*Exercise objective*: Read the lines below. Copy out any that hold the string "title".

*Dataset rows*:
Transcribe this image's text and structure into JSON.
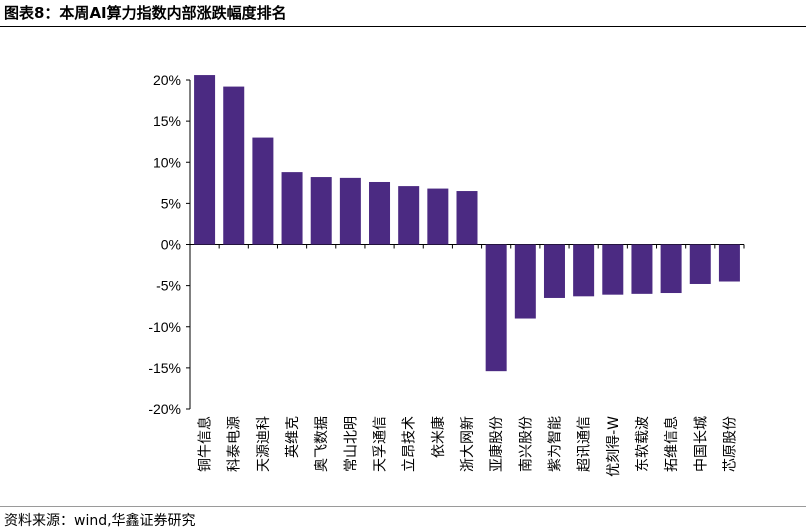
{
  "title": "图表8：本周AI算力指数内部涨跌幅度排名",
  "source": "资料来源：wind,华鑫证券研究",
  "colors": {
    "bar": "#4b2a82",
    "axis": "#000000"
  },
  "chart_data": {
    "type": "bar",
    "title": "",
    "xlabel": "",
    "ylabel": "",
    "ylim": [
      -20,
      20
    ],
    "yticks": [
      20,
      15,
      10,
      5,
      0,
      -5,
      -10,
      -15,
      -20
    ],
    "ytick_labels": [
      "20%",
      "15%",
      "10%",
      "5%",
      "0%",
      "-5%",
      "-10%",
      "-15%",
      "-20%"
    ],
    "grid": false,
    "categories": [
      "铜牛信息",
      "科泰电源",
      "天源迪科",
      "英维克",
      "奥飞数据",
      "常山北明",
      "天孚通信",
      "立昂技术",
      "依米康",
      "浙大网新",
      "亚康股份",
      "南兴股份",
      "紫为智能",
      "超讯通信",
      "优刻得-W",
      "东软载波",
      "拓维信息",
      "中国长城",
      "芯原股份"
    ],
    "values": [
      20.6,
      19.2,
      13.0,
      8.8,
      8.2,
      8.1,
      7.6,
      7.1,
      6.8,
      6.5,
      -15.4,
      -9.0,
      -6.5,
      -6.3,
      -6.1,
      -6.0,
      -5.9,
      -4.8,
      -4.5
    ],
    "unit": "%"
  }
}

--

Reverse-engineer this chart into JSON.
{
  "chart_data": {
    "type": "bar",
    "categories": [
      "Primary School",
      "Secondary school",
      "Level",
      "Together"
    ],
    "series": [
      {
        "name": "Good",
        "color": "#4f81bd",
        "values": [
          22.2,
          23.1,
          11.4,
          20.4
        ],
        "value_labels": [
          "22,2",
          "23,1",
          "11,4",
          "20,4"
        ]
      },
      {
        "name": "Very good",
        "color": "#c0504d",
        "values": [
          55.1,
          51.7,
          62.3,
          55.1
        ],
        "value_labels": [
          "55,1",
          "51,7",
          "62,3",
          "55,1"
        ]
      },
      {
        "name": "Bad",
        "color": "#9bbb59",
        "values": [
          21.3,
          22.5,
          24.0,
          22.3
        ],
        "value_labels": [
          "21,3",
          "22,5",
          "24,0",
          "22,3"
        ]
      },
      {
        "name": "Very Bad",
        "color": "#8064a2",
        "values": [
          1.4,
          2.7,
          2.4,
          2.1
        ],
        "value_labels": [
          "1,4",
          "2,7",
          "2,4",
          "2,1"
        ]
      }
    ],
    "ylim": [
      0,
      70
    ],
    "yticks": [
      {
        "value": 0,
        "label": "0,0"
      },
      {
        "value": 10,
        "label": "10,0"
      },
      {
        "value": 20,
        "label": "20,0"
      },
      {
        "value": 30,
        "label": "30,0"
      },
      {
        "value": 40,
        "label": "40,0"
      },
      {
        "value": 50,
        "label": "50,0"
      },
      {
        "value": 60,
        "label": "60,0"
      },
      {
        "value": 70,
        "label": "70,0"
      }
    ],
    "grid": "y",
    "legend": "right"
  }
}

* * *

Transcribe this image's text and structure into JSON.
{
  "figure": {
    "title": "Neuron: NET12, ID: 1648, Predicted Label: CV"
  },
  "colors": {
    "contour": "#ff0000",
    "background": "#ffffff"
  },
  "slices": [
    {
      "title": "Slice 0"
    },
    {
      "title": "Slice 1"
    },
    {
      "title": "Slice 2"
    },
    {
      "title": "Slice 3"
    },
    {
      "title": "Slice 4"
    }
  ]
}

*Answer for this exercise*:
  "title": "图表8：本周AI算力指数内部涨跌幅度排名",
    "title": "",
    "title": "Neuron: NET12, ID: 1648, Predicted Label: CV"
      "title": "Slice 0"
      "title": "Slice 1"
      "title": "Slice 2"
      "title": "Slice 3"
      "title": "Slice 4"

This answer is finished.